▸ Given exercise: Set every record down verbatim and omit the pictures.

Dataset items:

--- begin ---

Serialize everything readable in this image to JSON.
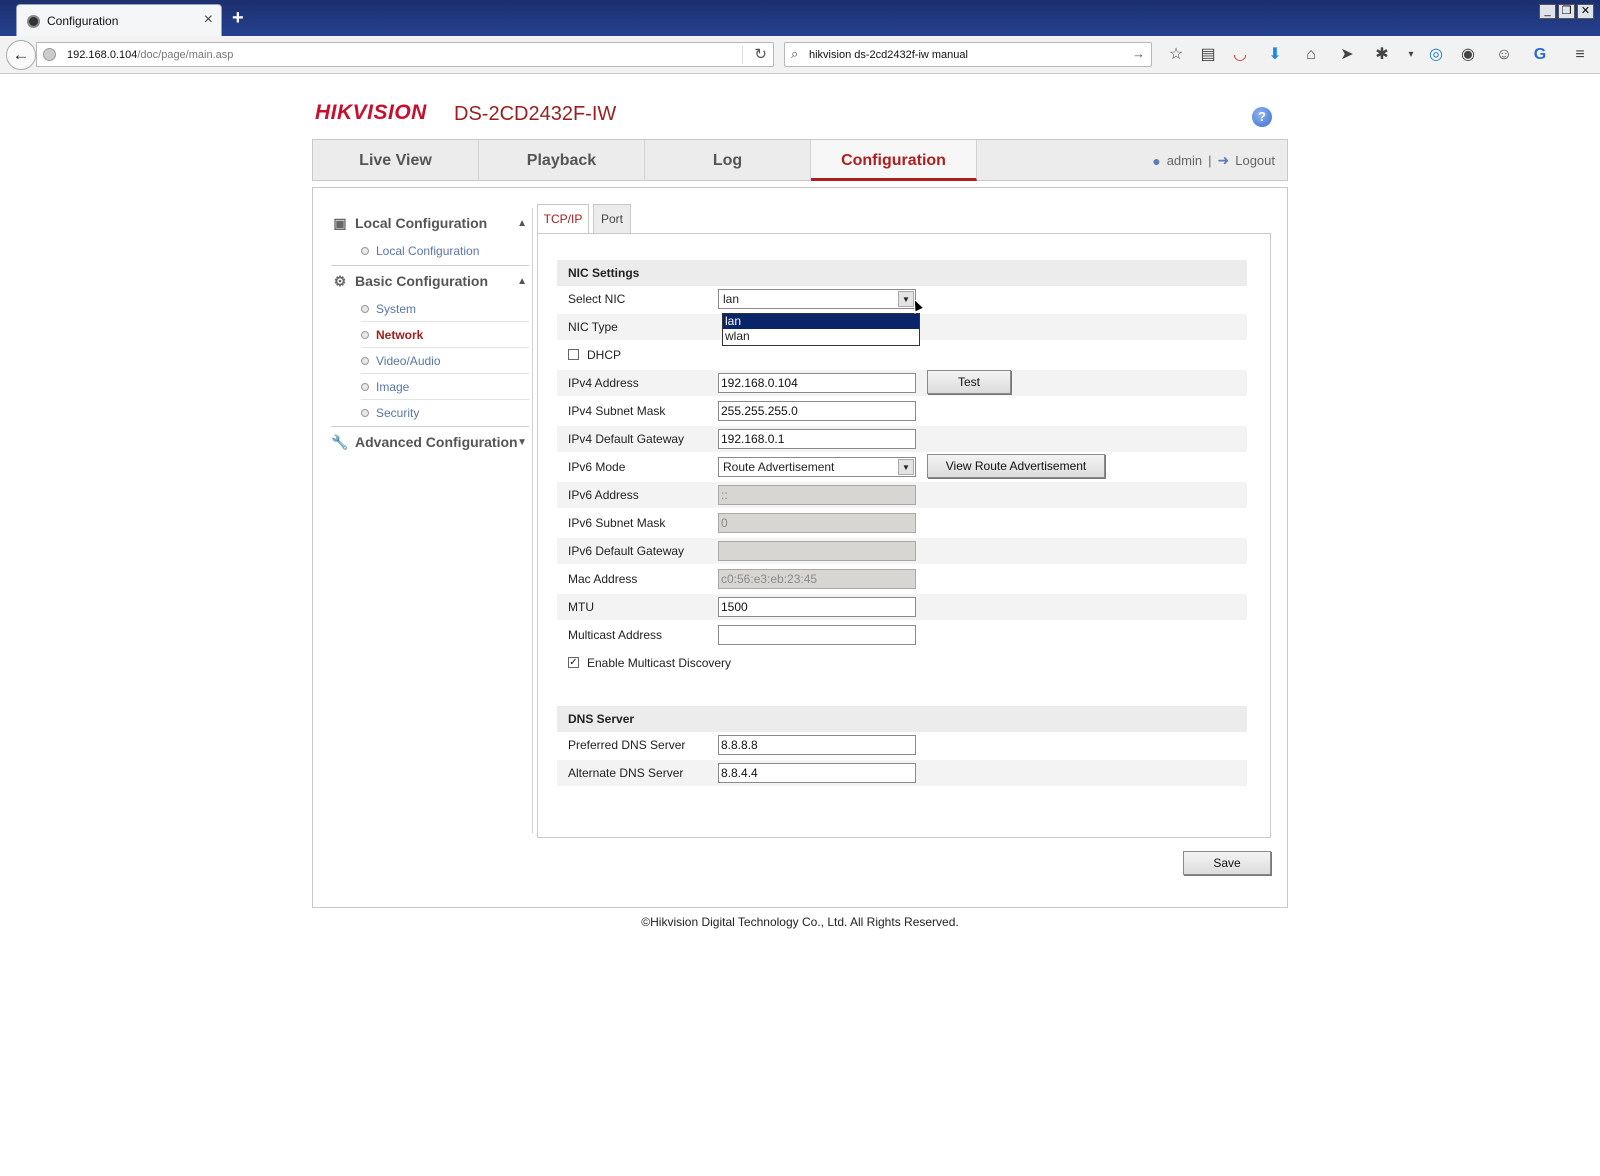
{
  "browser": {
    "tab_title": "Configuration",
    "new_tab": "+",
    "url_host": "192.168.0.104",
    "url_path": "/doc/page/main.asp",
    "search_text": "hikvision ds-2cd2432f-iw manual",
    "toolbar_icons": [
      "bookmark-star-icon",
      "reading-list-icon",
      "pocket-icon",
      "download-icon",
      "home-icon",
      "send-icon",
      "extension-icon",
      "dropdown-icon",
      "sync-icon",
      "history-icon",
      "chat-icon",
      "translate-icon",
      "menu-icon"
    ]
  },
  "header": {
    "brand": "HIKVISION",
    "model": "DS-2CD2432F-IW",
    "help": "?"
  },
  "topnav": {
    "items": [
      "Live View",
      "Playback",
      "Log",
      "Configuration"
    ],
    "active": "Configuration",
    "user": "admin",
    "separator": "|",
    "logout": "Logout"
  },
  "sidebar": {
    "local_config": "Local Configuration",
    "local_items": [
      "Local Configuration"
    ],
    "basic_config": "Basic Configuration",
    "basic_items": [
      "System",
      "Network",
      "Video/Audio",
      "Image",
      "Security"
    ],
    "active_item": "Network",
    "advanced_config": "Advanced Configuration"
  },
  "tabs": {
    "items": [
      "TCP/IP",
      "Port"
    ],
    "active": "TCP/IP"
  },
  "nic": {
    "section_title": "NIC Settings",
    "select_nic_label": "Select NIC",
    "select_nic_value": "lan",
    "select_nic_options": [
      "lan",
      "wlan"
    ],
    "nic_type_label": "NIC Type",
    "dhcp_label": "DHCP",
    "dhcp_checked": false,
    "ipv4_address_label": "IPv4 Address",
    "ipv4_address": "192.168.0.104",
    "test_button": "Test",
    "ipv4_mask_label": "IPv4 Subnet Mask",
    "ipv4_mask": "255.255.255.0",
    "ipv4_gateway_label": "IPv4 Default Gateway",
    "ipv4_gateway": "192.168.0.1",
    "ipv6_mode_label": "IPv6 Mode",
    "ipv6_mode": "Route Advertisement",
    "view_route_button": "View Route Advertisement",
    "ipv6_address_label": "IPv6 Address",
    "ipv6_address": "::",
    "ipv6_mask_label": "IPv6 Subnet Mask",
    "ipv6_mask": "0",
    "ipv6_gateway_label": "IPv6 Default Gateway",
    "ipv6_gateway": "",
    "mac_label": "Mac Address",
    "mac": "c0:56:e3:eb:23:45",
    "mtu_label": "MTU",
    "mtu": "1500",
    "multicast_label": "Multicast Address",
    "multicast": "",
    "multicast_discovery_label": "Enable Multicast Discovery",
    "multicast_discovery_checked": true
  },
  "dns": {
    "section_title": "DNS Server",
    "preferred_label": "Preferred DNS Server",
    "preferred": "8.8.8.8",
    "alternate_label": "Alternate DNS Server",
    "alternate": "8.8.4.4"
  },
  "save_button": "Save",
  "footer": "©Hikvision Digital Technology Co., Ltd. All Rights Reserved.",
  "colors": {
    "brand_red": "#c8102e",
    "active_red": "#b01f1f",
    "link_blue": "#5a76a8",
    "selected_option": "#0a246a"
  }
}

--- end ---

▸ Finished exercise:
Serialize everything readable in this image to JSON.
{
  "browser": {
    "tab_title": "Configuration",
    "new_tab": "+",
    "url_host": "192.168.0.104",
    "url_path": "/doc/page/main.asp",
    "search_text": "hikvision ds-2cd2432f-iw manual",
    "toolbar_icons": [
      "bookmark-star-icon",
      "reading-list-icon",
      "pocket-icon",
      "download-icon",
      "home-icon",
      "send-icon",
      "extension-icon",
      "dropdown-icon",
      "sync-icon",
      "history-icon",
      "chat-icon",
      "translate-icon",
      "menu-icon"
    ]
  },
  "header": {
    "brand": "HIKVISION",
    "model": "DS-2CD2432F-IW",
    "help": "?"
  },
  "topnav": {
    "items": [
      "Live View",
      "Playback",
      "Log",
      "Configuration"
    ],
    "active": "Configuration",
    "user": "admin",
    "separator": "|",
    "logout": "Logout"
  },
  "sidebar": {
    "local_config": "Local Configuration",
    "local_items": [
      "Local Configuration"
    ],
    "basic_config": "Basic Configuration",
    "basic_items": [
      "System",
      "Network",
      "Video/Audio",
      "Image",
      "Security"
    ],
    "active_item": "Network",
    "advanced_config": "Advanced Configuration"
  },
  "tabs": {
    "items": [
      "TCP/IP",
      "Port"
    ],
    "active": "TCP/IP"
  },
  "nic": {
    "section_title": "NIC Settings",
    "select_nic_label": "Select NIC",
    "select_nic_value": "lan",
    "select_nic_options": [
      "lan",
      "wlan"
    ],
    "nic_type_label": "NIC Type",
    "dhcp_label": "DHCP",
    "dhcp_checked": false,
    "ipv4_address_label": "IPv4 Address",
    "ipv4_address": "192.168.0.104",
    "test_button": "Test",
    "ipv4_mask_label": "IPv4 Subnet Mask",
    "ipv4_mask": "255.255.255.0",
    "ipv4_gateway_label": "IPv4 Default Gateway",
    "ipv4_gateway": "192.168.0.1",
    "ipv6_mode_label": "IPv6 Mode",
    "ipv6_mode": "Route Advertisement",
    "view_route_button": "View Route Advertisement",
    "ipv6_address_label": "IPv6 Address",
    "ipv6_address": "::",
    "ipv6_mask_label": "IPv6 Subnet Mask",
    "ipv6_mask": "0",
    "ipv6_gateway_label": "IPv6 Default Gateway",
    "ipv6_gateway": "",
    "mac_label": "Mac Address",
    "mac": "c0:56:e3:eb:23:45",
    "mtu_label": "MTU",
    "mtu": "1500",
    "multicast_label": "Multicast Address",
    "multicast": "",
    "multicast_discovery_label": "Enable Multicast Discovery",
    "multicast_discovery_checked": true
  },
  "dns": {
    "section_title": "DNS Server",
    "preferred_label": "Preferred DNS Server",
    "preferred": "8.8.8.8",
    "alternate_label": "Alternate DNS Server",
    "alternate": "8.8.4.4"
  },
  "save_button": "Save",
  "footer": "©Hikvision Digital Technology Co., Ltd. All Rights Reserved.",
  "colors": {
    "brand_red": "#c8102e",
    "active_red": "#b01f1f",
    "link_blue": "#5a76a8",
    "selected_option": "#0a246a"
  }
}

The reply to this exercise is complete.